## To do
Write out the material exactly. Do not include the pictures.

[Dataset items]
** BEGIN **

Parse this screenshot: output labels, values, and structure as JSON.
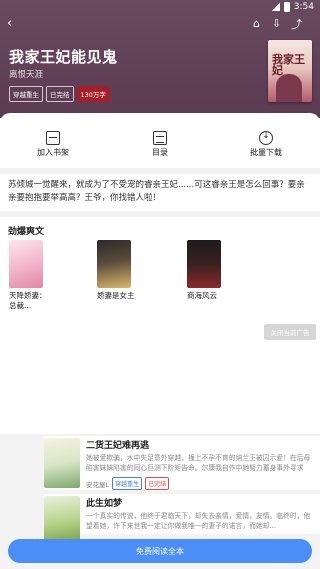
{
  "status_bar": {
    "time": "3:54"
  },
  "book": {
    "title": "我家王妃能见鬼",
    "author": "离恨天涯",
    "tags": [
      "穿越重生",
      "已完结",
      "130万字"
    ],
    "cover_text": "我家王妃"
  },
  "actions": [
    {
      "label": "加入书架",
      "icon": "bookshelf-icon"
    },
    {
      "label": "目录",
      "icon": "catalog-icon"
    },
    {
      "label": "批量下载",
      "icon": "cloud-download-icon"
    }
  ],
  "intro": "苏倾城一觉醒来，就成为了不受宠的睿亲王妃......可这睿亲王是怎么回事？要亲亲要抱抱要举高高？王爷，你找错人啦！",
  "recommend": {
    "title": "劲爆爽文",
    "items": [
      {
        "name": "天降娇妻：总裁..."
      },
      {
        "name": "娇妻是女主"
      },
      {
        "name": "商海风云"
      }
    ]
  },
  "close_ad_label": "关闭当前广告",
  "list": [
    {
      "title": "二货王妃难再逃",
      "desc": "她被爱欺骗，水中失足意外穿越，撞上不孕不育的纳兰王被囚示爱！在后母陷害妹妹陷害的同心巨测下阶矩告命。尔康我自作中她努力蓄身事外寻求自...",
      "author": "安花屋L",
      "tags": [
        "穿越重生",
        "已完结"
      ]
    },
    {
      "title": "此生如梦",
      "desc": "一个真实的传说，他终于君临天下，却失去亲情，爱情，友情。临终时，他望着她，许下来世我一定让你做我唯一的妻子的诺言，而她却..."
    }
  ],
  "read_button": "免费阅读全本"
}
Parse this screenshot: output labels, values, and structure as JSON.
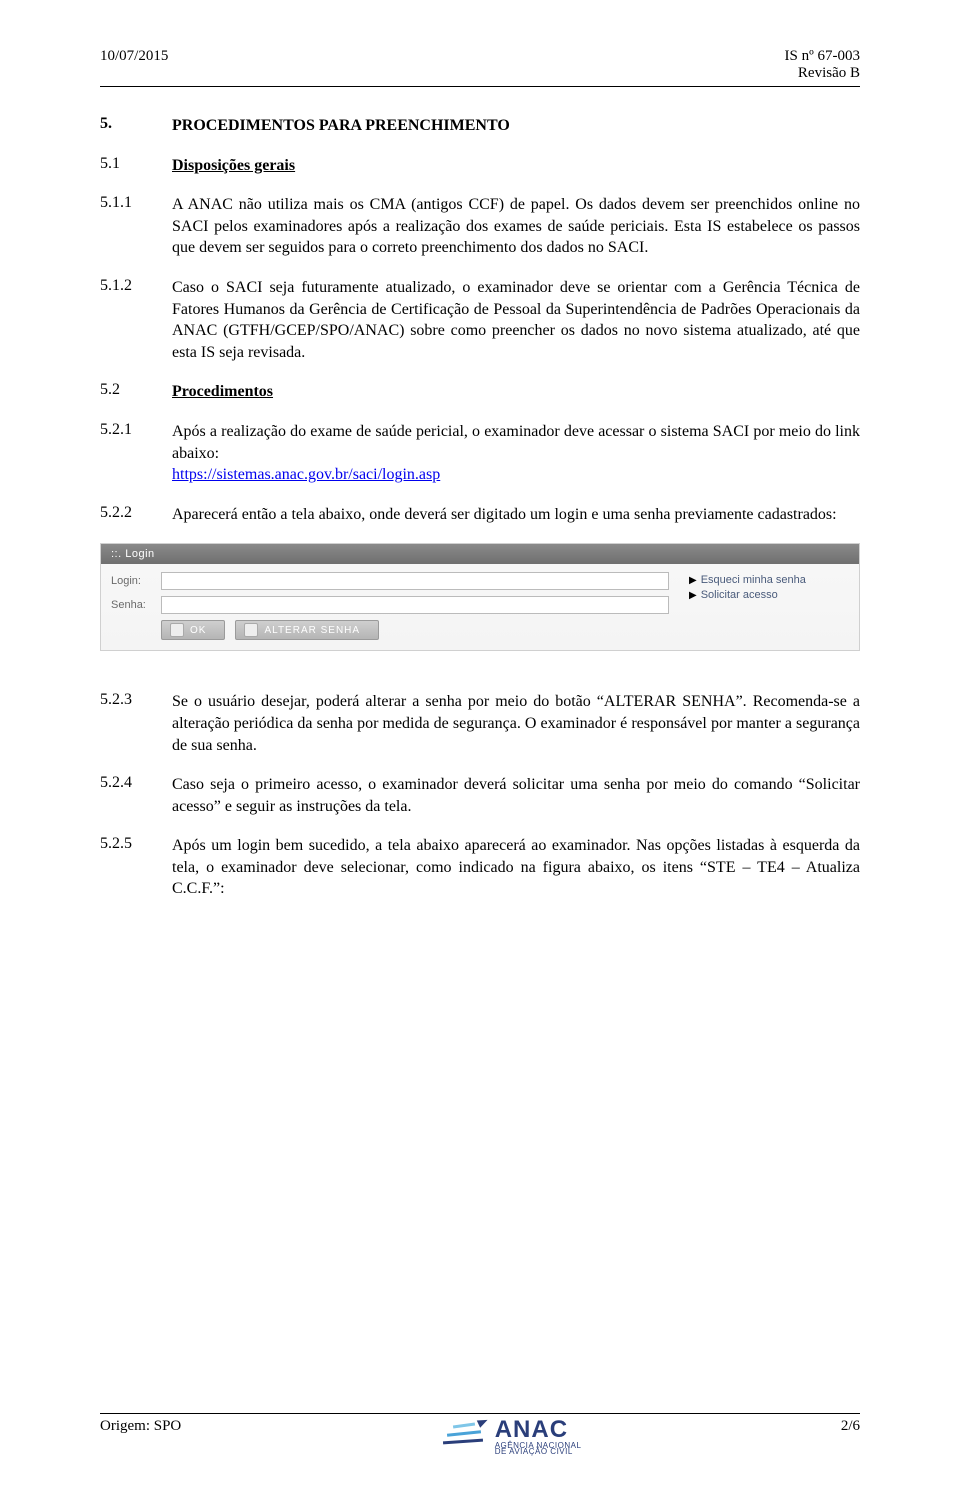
{
  "header": {
    "date": "10/07/2015",
    "doc_id": "IS nº 67-003",
    "revision": "Revisão B"
  },
  "sections": [
    {
      "num": "5.",
      "title": "PROCEDIMENTOS PARA PREENCHIMENTO",
      "type": "h1"
    },
    {
      "num": "5.1",
      "title": "Disposições gerais",
      "type": "h2"
    },
    {
      "num": "5.1.1",
      "type": "p",
      "body": "A ANAC não utiliza mais os CMA (antigos CCF) de papel. Os dados devem ser preenchidos online no SACI pelos examinadores após a realização dos exames de saúde periciais. Esta IS estabelece os passos que devem ser seguidos para o correto preenchimento dos dados no SACI."
    },
    {
      "num": "5.1.2",
      "type": "p",
      "body": "Caso o SACI seja futuramente atualizado, o examinador deve se orientar com a Gerência Técnica de Fatores Humanos da Gerência de Certificação de Pessoal da Superintendência de Padrões Operacionais da ANAC (GTFH/GCEP/SPO/ANAC) sobre como preencher os dados no novo sistema atualizado, até que esta IS seja revisada."
    },
    {
      "num": "5.2",
      "title": "Procedimentos",
      "type": "h2"
    },
    {
      "num": "5.2.1",
      "type": "p_link",
      "body_pre": "Após a realização do exame de saúde pericial, o examinador deve acessar o sistema SACI por meio do link abaixo:",
      "link_text": "https://sistemas.anac.gov.br/saci/login.asp"
    },
    {
      "num": "5.2.2",
      "type": "p",
      "body": "Aparecerá então a tela abaixo, onde deverá ser digitado um login e uma senha previamente cadastrados:"
    },
    {
      "type": "login_panel"
    },
    {
      "num": "5.2.3",
      "type": "p",
      "body": "Se o usuário desejar, poderá alterar a senha por meio do botão “ALTERAR SENHA”. Recomenda-se a alteração periódica da senha por medida de segurança. O examinador é responsável por manter a segurança de sua senha."
    },
    {
      "num": "5.2.4",
      "type": "p",
      "body": "Caso seja o primeiro acesso, o examinador deverá solicitar uma senha por meio do comando “Solicitar acesso” e seguir as instruções da tela."
    },
    {
      "num": "5.2.5",
      "type": "p",
      "body": "Após um login bem sucedido, a tela abaixo aparecerá ao examinador. Nas opções listadas à esquerda da tela, o examinador deve selecionar, como indicado na figura abaixo, os itens “STE – TE4 – Atualiza C.C.F.”:"
    }
  ],
  "login": {
    "title": "::. Login",
    "login_label": "Login:",
    "senha_label": "Senha:",
    "btn_ok": "OK",
    "btn_alterar": "Alterar Senha",
    "link_forgot": "Esqueci minha senha",
    "link_request": "Solicitar acesso"
  },
  "footer": {
    "origin": "Origem: SPO",
    "page": "2/6",
    "logo_name": "ANAC",
    "logo_sub1": "AGÊNCIA NACIONAL",
    "logo_sub2": "DE AVIAÇÃO CIVIL"
  }
}
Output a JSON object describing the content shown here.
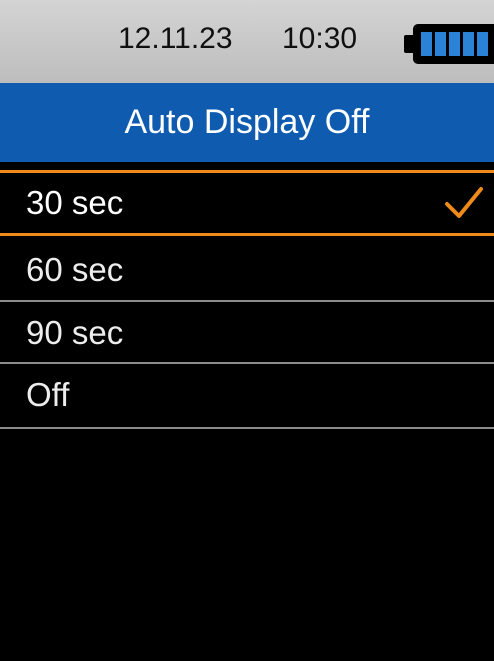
{
  "status": {
    "date": "12.11.23",
    "time": "10:30",
    "battery_level": 1.0
  },
  "title": "Auto Display Off",
  "options": [
    {
      "label": "30 sec",
      "selected": true
    },
    {
      "label": "60 sec",
      "selected": false
    },
    {
      "label": "90 sec",
      "selected": false
    },
    {
      "label": "Off",
      "selected": false
    }
  ],
  "colors": {
    "accent": "#f08a1a",
    "header": "#0f5bb0",
    "status_bar": "#c8c8c8",
    "battery": "#2a83d6",
    "background": "#000000"
  },
  "icons": {
    "battery": "battery-full-icon",
    "check": "checkmark-icon"
  }
}
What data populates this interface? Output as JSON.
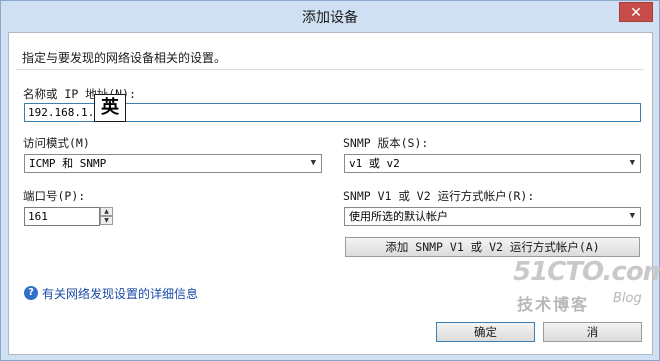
{
  "window": {
    "title": "添加设备",
    "close_glyph": "✕"
  },
  "description": "指定与要发现的网络设备相关的设置。",
  "name_ip": {
    "label": "名称或 IP 地址(N):",
    "value": "192.168.1.2"
  },
  "access_mode": {
    "label": "访问模式(M)",
    "selected": "ICMP 和 SNMP"
  },
  "ime_indicator": "英",
  "snmp_version": {
    "label": "SNMP 版本(S):",
    "selected": "v1 或 v2"
  },
  "port": {
    "label": "端口号(P):",
    "value": "161"
  },
  "snmp_account": {
    "label": "SNMP V1 或 V2 运行方式帐户(R):",
    "selected": "使用所选的默认帐户"
  },
  "add_account_button": "添加 SNMP V1 或 V2 运行方式帐户(A)",
  "help": {
    "icon": "help-icon",
    "link_text": "有关网络发现设置的详细信息"
  },
  "footer": {
    "ok_label": "确定",
    "cancel_label": "消"
  },
  "watermark": {
    "logo": "51CTO.com",
    "sub": "技术博客",
    "blog": "Blog"
  },
  "colors": {
    "titlebar_bg": "#cfe0f2",
    "close_button": "#c74e48",
    "link": "#1a4aa8",
    "focus_border": "#3c7fb1"
  }
}
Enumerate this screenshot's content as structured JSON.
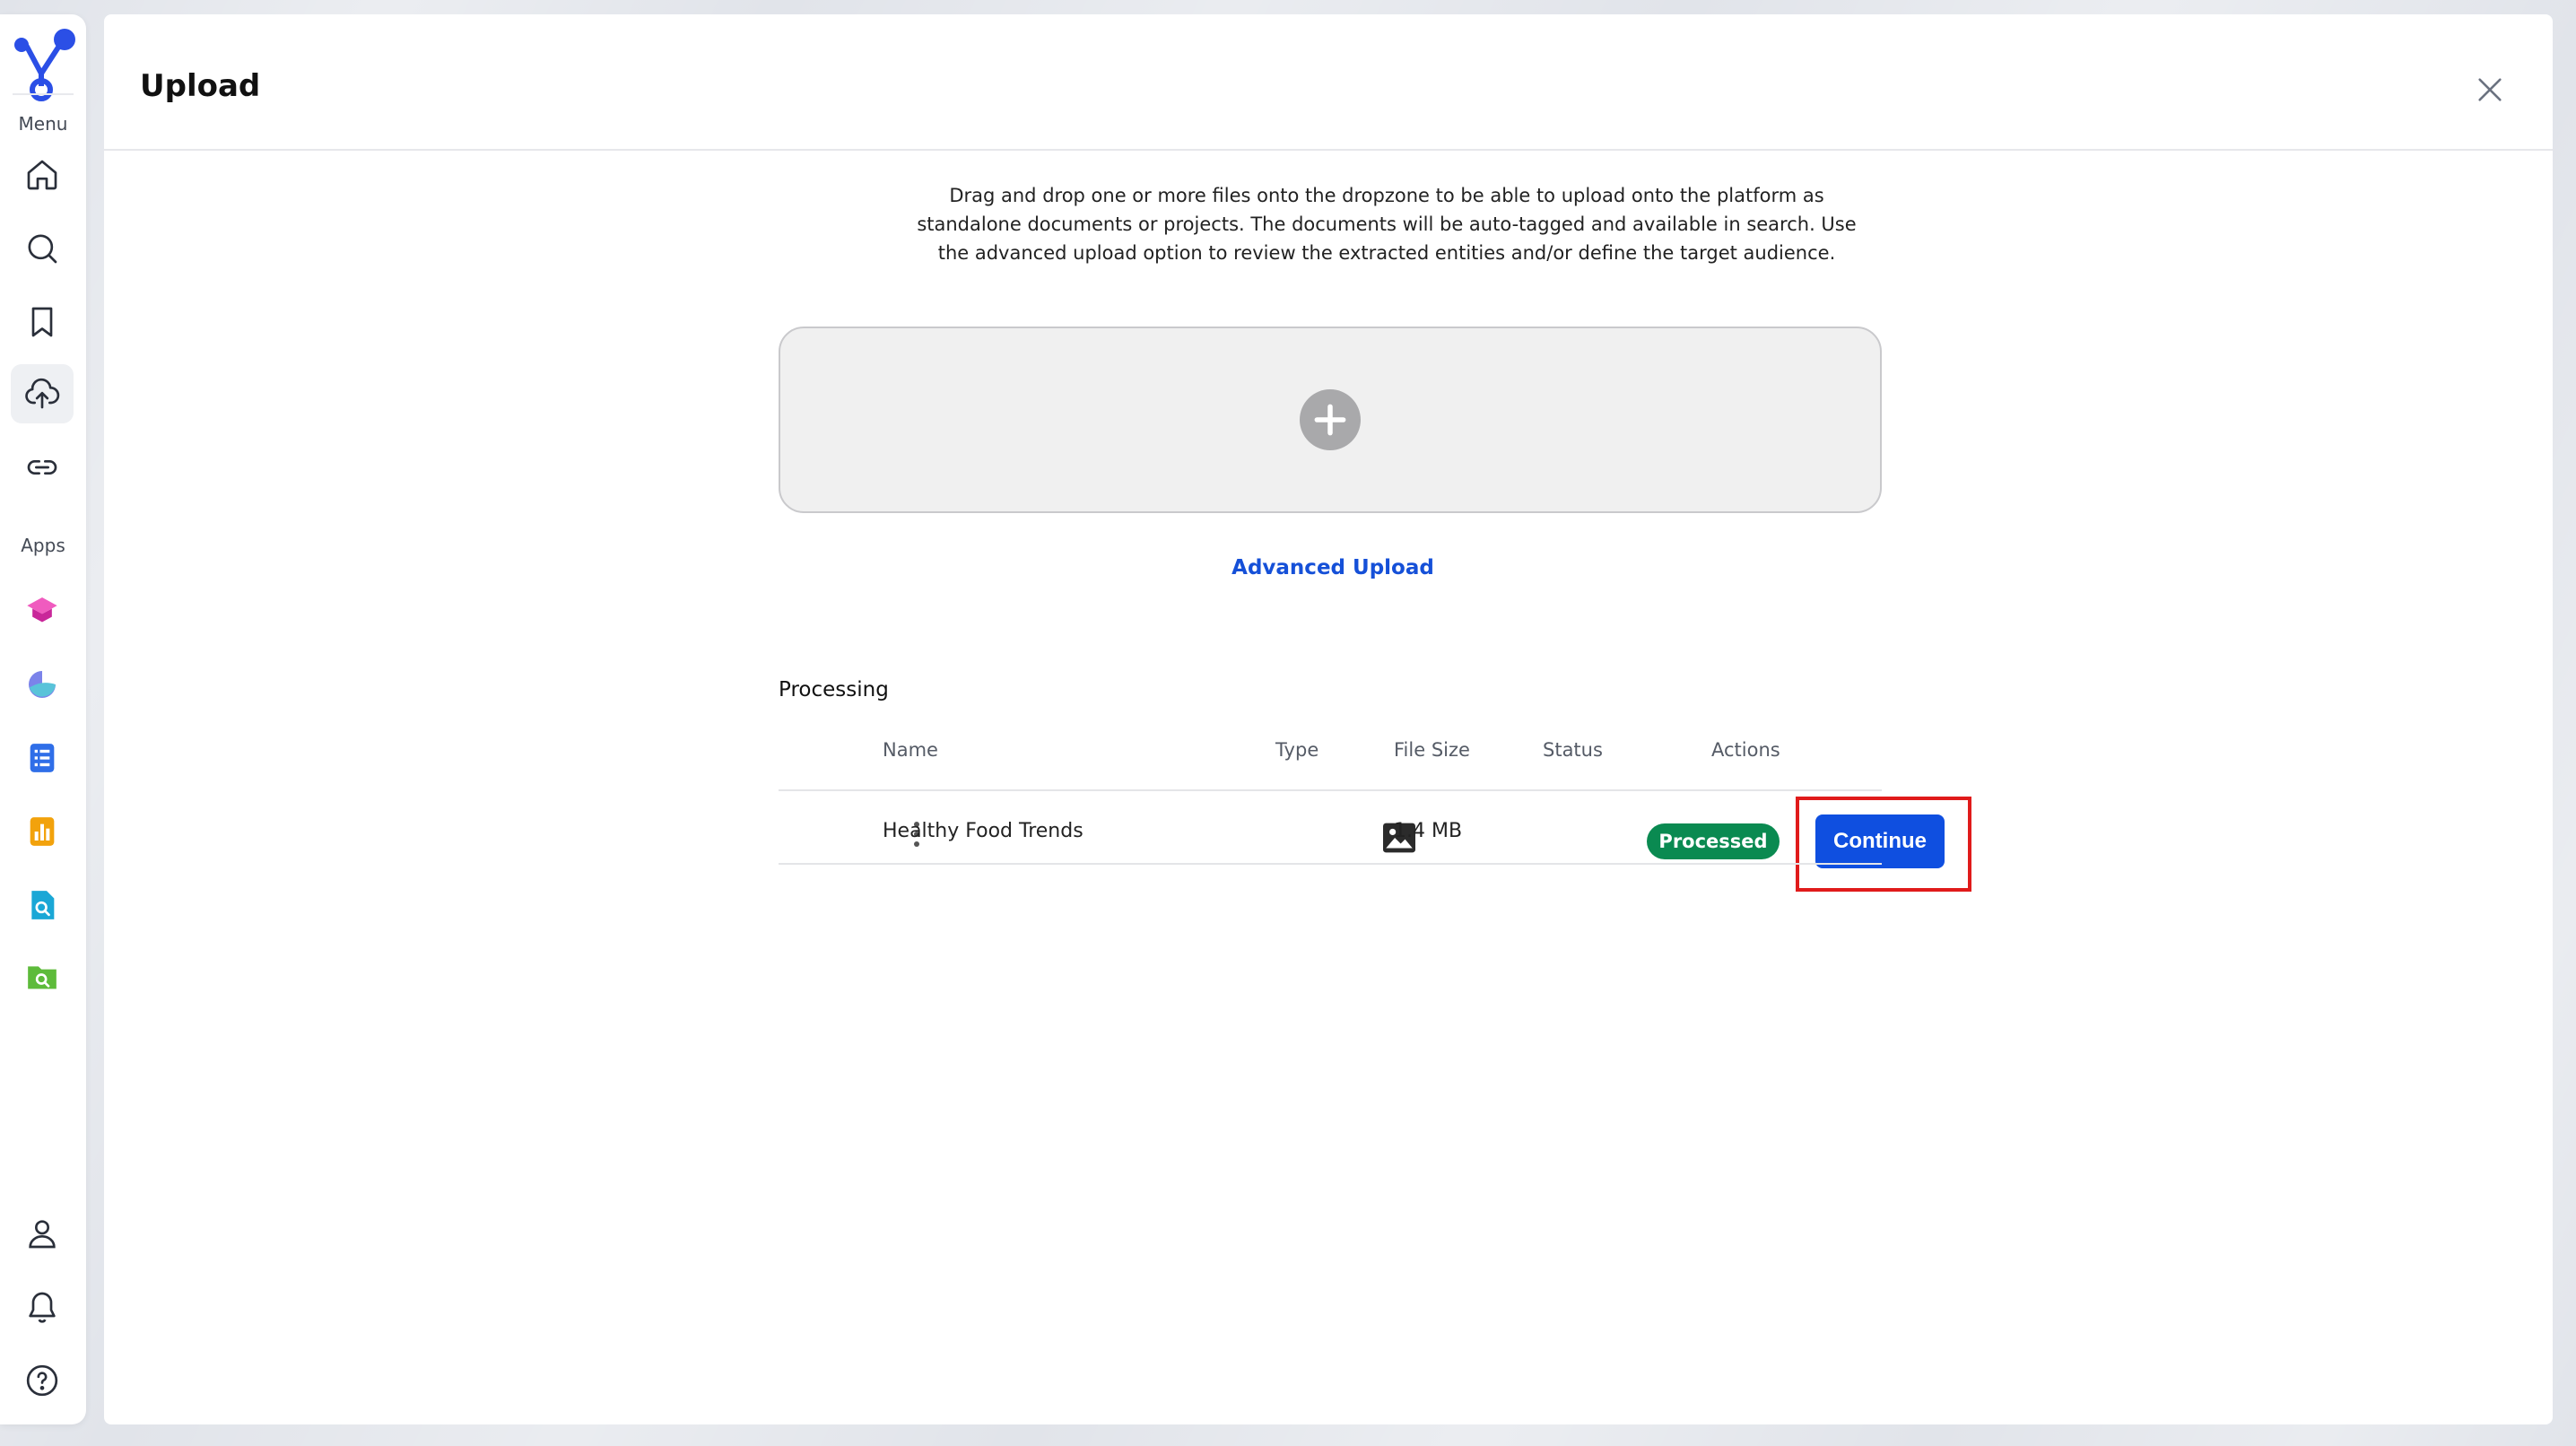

** END **

## Solution to this problem
Parse this screenshot: output labels, values, and structure as JSON.
{
  "status_bar": {
    "time": "3:54"
  },
  "book": {
    "title": "我家王妃能见鬼",
    "author": "离恨天涯",
    "tags": [
      "穿越重生",
      "已完结",
      "130万字"
    ],
    "cover_text": "我家王妃"
  },
  "actions": [
    {
      "label": "加入书架",
      "icon": "bookshelf-icon"
    },
    {
      "label": "目录",
      "icon": "catalog-icon"
    },
    {
      "label": "批量下载",
      "icon": "cloud-download-icon"
    }
  ],
  "intro": "苏倾城一觉醒来，就成为了不受宠的睿亲王妃......可这睿亲王是怎么回事？要亲亲要抱抱要举高高？王爷，你找错人啦！",
  "recommend": {
    "title": "劲爆爽文",
    "items": [
      {
        "name": "天降娇妻：总裁..."
      },
      {
        "name": "娇妻是女主"
      },
      {
        "name": "商海风云"
      }
    ]
  },
  "close_ad_label": "关闭当前广告",
  "list": [
    {
      "title": "二货王妃难再逃",
      "desc": "她被爱欺骗，水中失足意外穿越，撞上不孕不育的纳兰王被囚示爱！在后母陷害妹妹陷害的同心巨测下阶矩告命。尔康我自作中她努力蓄身事外寻求自...",
      "author": "安花屋L",
      "tags": [
        "穿越重生",
        "已完结"
      ]
    },
    {
      "title": "此生如梦",
      "desc": "一个真实的传说，他终于君临天下，却失去亲情，爱情，友情。临终时，他望着她，许下来世我一定让你做我唯一的妻子的诺言，而她却..."
    }
  ],
  "read_button": "免费阅读全本"
}
Parse this screenshot: output labels, values, and structure as JSON.
{
  "header": {
    "date": "10/07/2015",
    "doc_id": "IS nº 67-003",
    "revision": "Revisão B"
  },
  "sections": [
    {
      "num": "5.",
      "title": "PROCEDIMENTOS PARA PREENCHIMENTO",
      "type": "h1"
    },
    {
      "num": "5.1",
      "title": "Disposições gerais",
      "type": "h2"
    },
    {
      "num": "5.1.1",
      "type": "p",
      "body": "A ANAC não utiliza mais os CMA (antigos CCF) de papel. Os dados devem ser preenchidos online no SACI pelos examinadores após a realização dos exames de saúde periciais. Esta IS estabelece os passos que devem ser seguidos para o correto preenchimento dos dados no SACI."
    },
    {
      "num": "5.1.2",
      "type": "p",
      "body": "Caso o SACI seja futuramente atualizado, o examinador deve se orientar com a Gerência Técnica de Fatores Humanos da Gerência de Certificação de Pessoal da Superintendência de Padrões Operacionais da ANAC (GTFH/GCEP/SPO/ANAC) sobre como preencher os dados no novo sistema atualizado, até que esta IS seja revisada."
    },
    {
      "num": "5.2",
      "title": "Procedimentos",
      "type": "h2"
    },
    {
      "num": "5.2.1",
      "type": "p_link",
      "body_pre": "Após a realização do exame de saúde pericial, o examinador deve acessar o sistema SACI por meio do link abaixo:",
      "link_text": "https://sistemas.anac.gov.br/saci/login.asp"
    },
    {
      "num": "5.2.2",
      "type": "p",
      "body": "Aparecerá então a tela abaixo, onde deverá ser digitado um login e uma senha previamente cadastrados:"
    },
    {
      "type": "login_panel"
    },
    {
      "num": "5.2.3",
      "type": "p",
      "body": "Se o usuário desejar, poderá alterar a senha por meio do botão “ALTERAR SENHA”. Recomenda-se a alteração periódica da senha por medida de segurança. O examinador é responsável por manter a segurança de sua senha."
    },
    {
      "num": "5.2.4",
      "type": "p",
      "body": "Caso seja o primeiro acesso, o examinador deverá solicitar uma senha por meio do comando “Solicitar acesso” e seguir as instruções da tela."
    },
    {
      "num": "5.2.5",
      "type": "p",
      "body": "Após um login bem sucedido, a tela abaixo aparecerá ao examinador. Nas opções listadas à esquerda da tela, o examinador deve selecionar, como indicado na figura abaixo, os itens “STE – TE4 – Atualiza C.C.F.”:"
    }
  ],
  "login": {
    "title": "::. Login",
    "login_label": "Login:",
    "senha_label": "Senha:",
    "btn_ok": "OK",
    "btn_alterar": "Alterar Senha",
    "link_forgot": "Esqueci minha senha",
    "link_request": "Solicitar acesso"
  },
  "footer": {
    "origin": "Origem: SPO",
    "page": "2/6",
    "logo_name": "ANAC",
    "logo_sub1": "AGÊNCIA NACIONAL",
    "logo_sub2": "DE AVIAÇÃO CIVIL"
  }
}
Output a JSON object describing the content shown here.
{
  "status": {
    "date": "12.11.23",
    "time": "10:30",
    "battery_level": 1.0
  },
  "title": "Auto Display Off",
  "options": [
    {
      "label": "30 sec",
      "selected": true
    },
    {
      "label": "60 sec",
      "selected": false
    },
    {
      "label": "90 sec",
      "selected": false
    },
    {
      "label": "Off",
      "selected": false
    }
  ],
  "colors": {
    "accent": "#f08a1a",
    "header": "#0f5bb0",
    "status_bar": "#c8c8c8",
    "battery": "#2a83d6",
    "background": "#000000"
  },
  "icons": {
    "battery": "battery-full-icon",
    "check": "checkmark-icon"
  }
}
What data populates this interface? Output as JSON.
{
  "window": {
    "title": "添加设备",
    "close_glyph": "✕"
  },
  "description": "指定与要发现的网络设备相关的设置。",
  "name_ip": {
    "label": "名称或 IP 地址(N):",
    "value": "192.168.1.2"
  },
  "access_mode": {
    "label": "访问模式(M)",
    "selected": "ICMP 和 SNMP"
  },
  "ime_indicator": "英",
  "snmp_version": {
    "label": "SNMP 版本(S):",
    "selected": "v1 或 v2"
  },
  "port": {
    "label": "端口号(P):",
    "value": "161"
  },
  "snmp_account": {
    "label": "SNMP V1 或 V2 运行方式帐户(R):",
    "selected": "使用所选的默认帐户"
  },
  "add_account_button": "添加 SNMP V1 或 V2 运行方式帐户(A)",
  "help": {
    "icon": "help-icon",
    "link_text": "有关网络发现设置的详细信息"
  },
  "footer": {
    "ok_label": "确定",
    "cancel_label": "消"
  },
  "watermark": {
    "logo": "51CTO.com",
    "sub": "技术博客",
    "blog": "Blog"
  },
  "colors": {
    "titlebar_bg": "#cfe0f2",
    "close_button": "#c74e48",
    "link": "#1a4aa8",
    "focus_border": "#3c7fb1"
  }
}
Enumerate this screenshot's content as structured JSON.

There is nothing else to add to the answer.